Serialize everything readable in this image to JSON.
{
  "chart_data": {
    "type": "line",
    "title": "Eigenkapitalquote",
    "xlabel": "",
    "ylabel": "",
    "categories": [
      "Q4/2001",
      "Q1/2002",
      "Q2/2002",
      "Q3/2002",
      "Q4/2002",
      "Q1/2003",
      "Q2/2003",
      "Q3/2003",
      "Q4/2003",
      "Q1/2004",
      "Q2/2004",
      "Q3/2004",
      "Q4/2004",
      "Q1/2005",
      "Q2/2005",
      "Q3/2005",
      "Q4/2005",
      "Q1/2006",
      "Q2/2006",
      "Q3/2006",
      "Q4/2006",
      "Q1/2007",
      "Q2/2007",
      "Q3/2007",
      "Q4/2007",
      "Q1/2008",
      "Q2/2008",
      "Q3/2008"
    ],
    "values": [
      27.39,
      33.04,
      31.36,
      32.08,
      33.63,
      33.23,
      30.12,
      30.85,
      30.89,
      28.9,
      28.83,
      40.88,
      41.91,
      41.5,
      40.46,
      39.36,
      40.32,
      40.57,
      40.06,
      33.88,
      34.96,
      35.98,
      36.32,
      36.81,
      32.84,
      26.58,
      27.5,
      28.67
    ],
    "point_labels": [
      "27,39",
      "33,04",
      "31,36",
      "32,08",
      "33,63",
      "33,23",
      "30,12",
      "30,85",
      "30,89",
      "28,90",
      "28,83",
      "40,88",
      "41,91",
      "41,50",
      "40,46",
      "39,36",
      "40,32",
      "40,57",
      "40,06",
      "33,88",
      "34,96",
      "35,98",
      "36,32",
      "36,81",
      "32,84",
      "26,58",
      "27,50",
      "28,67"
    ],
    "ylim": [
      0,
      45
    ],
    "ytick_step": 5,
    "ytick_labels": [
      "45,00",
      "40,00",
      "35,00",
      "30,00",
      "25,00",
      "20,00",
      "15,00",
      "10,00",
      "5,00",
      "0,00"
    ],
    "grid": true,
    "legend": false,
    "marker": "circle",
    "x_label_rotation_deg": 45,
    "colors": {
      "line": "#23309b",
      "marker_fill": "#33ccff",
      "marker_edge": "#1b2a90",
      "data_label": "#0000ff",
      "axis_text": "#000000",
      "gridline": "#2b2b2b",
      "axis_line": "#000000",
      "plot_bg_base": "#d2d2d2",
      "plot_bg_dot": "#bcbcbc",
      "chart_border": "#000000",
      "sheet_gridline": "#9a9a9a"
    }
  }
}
━━━━━━
* THE REQUEST *
Output every line above without altering anything.

* WRITTEN REPLY *
Serialize everything readable in this image to JSON.
{
  "chart_data": {
    "type": "line",
    "title": "Eigenkapitalquote",
    "xlabel": "",
    "ylabel": "",
    "categories": [
      "Q4/2001",
      "Q1/2002",
      "Q2/2002",
      "Q3/2002",
      "Q4/2002",
      "Q1/2003",
      "Q2/2003",
      "Q3/2003",
      "Q4/2003",
      "Q1/2004",
      "Q2/2004",
      "Q3/2004",
      "Q4/2004",
      "Q1/2005",
      "Q2/2005",
      "Q3/2005",
      "Q4/2005",
      "Q1/2006",
      "Q2/2006",
      "Q3/2006",
      "Q4/2006",
      "Q1/2007",
      "Q2/2007",
      "Q3/2007",
      "Q4/2007",
      "Q1/2008",
      "Q2/2008",
      "Q3/2008"
    ],
    "values": [
      27.39,
      33.04,
      31.36,
      32.08,
      33.63,
      33.23,
      30.12,
      30.85,
      30.89,
      28.9,
      28.83,
      40.88,
      41.91,
      41.5,
      40.46,
      39.36,
      40.32,
      40.57,
      40.06,
      33.88,
      34.96,
      35.98,
      36.32,
      36.81,
      32.84,
      26.58,
      27.5,
      28.67
    ],
    "point_labels": [
      "27,39",
      "33,04",
      "31,36",
      "32,08",
      "33,63",
      "33,23",
      "30,12",
      "30,85",
      "30,89",
      "28,90",
      "28,83",
      "40,88",
      "41,91",
      "41,50",
      "40,46",
      "39,36",
      "40,32",
      "40,57",
      "40,06",
      "33,88",
      "34,96",
      "35,98",
      "36,32",
      "36,81",
      "32,84",
      "26,58",
      "27,50",
      "28,67"
    ],
    "ylim": [
      0,
      45
    ],
    "ytick_step": 5,
    "ytick_labels": [
      "45,00",
      "40,00",
      "35,00",
      "30,00",
      "25,00",
      "20,00",
      "15,00",
      "10,00",
      "5,00",
      "0,00"
    ],
    "grid": true,
    "legend": false,
    "marker": "circle",
    "x_label_rotation_deg": 45,
    "colors": {
      "line": "#23309b",
      "marker_fill": "#33ccff",
      "marker_edge": "#1b2a90",
      "data_label": "#0000ff",
      "axis_text": "#000000",
      "gridline": "#2b2b2b",
      "axis_line": "#000000",
      "plot_bg_base": "#d2d2d2",
      "plot_bg_dot": "#bcbcbc",
      "chart_border": "#000000",
      "sheet_gridline": "#9a9a9a"
    }
  }
}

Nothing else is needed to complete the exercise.